● DATA SUPPLIED:
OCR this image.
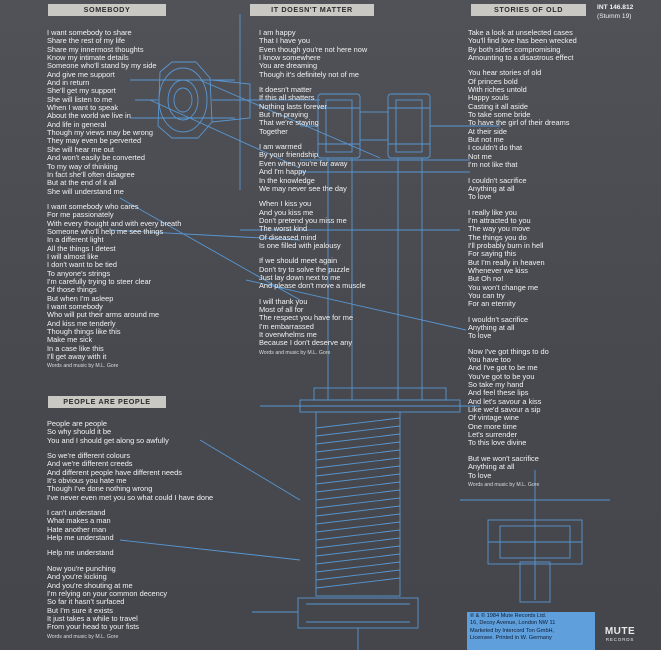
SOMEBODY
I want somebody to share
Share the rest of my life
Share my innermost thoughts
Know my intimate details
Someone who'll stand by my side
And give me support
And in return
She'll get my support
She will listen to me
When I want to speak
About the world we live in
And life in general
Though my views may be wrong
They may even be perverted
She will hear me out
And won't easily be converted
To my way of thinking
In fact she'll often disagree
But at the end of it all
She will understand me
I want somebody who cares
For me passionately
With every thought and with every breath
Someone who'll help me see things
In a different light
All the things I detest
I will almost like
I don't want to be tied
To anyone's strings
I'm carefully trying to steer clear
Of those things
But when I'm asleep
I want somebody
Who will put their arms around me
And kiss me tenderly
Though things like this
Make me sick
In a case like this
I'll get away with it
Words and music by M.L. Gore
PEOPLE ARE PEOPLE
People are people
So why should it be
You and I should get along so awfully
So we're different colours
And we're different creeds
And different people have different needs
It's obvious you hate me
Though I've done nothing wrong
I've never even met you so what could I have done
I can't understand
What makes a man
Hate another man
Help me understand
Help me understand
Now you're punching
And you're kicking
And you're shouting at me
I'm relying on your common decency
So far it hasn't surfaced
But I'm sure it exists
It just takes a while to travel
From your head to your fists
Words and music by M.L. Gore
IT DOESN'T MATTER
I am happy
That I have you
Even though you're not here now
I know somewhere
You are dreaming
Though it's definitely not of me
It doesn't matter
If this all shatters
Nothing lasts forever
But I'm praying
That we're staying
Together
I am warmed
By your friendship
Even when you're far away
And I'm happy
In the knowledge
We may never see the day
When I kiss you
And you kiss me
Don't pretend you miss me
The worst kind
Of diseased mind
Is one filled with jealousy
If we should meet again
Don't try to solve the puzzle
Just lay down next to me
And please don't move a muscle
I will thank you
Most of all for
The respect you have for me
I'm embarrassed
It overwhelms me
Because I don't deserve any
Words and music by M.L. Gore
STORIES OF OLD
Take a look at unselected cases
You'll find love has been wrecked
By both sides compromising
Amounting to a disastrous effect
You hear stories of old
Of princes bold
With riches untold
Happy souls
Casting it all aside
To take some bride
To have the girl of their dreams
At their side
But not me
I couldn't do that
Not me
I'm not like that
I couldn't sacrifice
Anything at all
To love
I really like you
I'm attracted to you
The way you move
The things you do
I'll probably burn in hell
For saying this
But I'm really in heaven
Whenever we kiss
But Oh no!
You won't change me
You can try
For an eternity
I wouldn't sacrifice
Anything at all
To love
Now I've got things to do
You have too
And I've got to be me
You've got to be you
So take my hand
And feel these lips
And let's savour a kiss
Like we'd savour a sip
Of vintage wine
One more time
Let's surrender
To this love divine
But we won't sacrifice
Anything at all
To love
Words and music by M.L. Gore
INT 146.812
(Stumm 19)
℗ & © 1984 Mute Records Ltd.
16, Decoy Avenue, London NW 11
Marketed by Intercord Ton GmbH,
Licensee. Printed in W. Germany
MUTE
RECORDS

● DIRECTIONS FOR THIS TASK: Filter the records, keeping only lines that contain "move", and show those lines.

● SOLUTION TO THE EXERCISE:
And please don't move a muscle
The way you move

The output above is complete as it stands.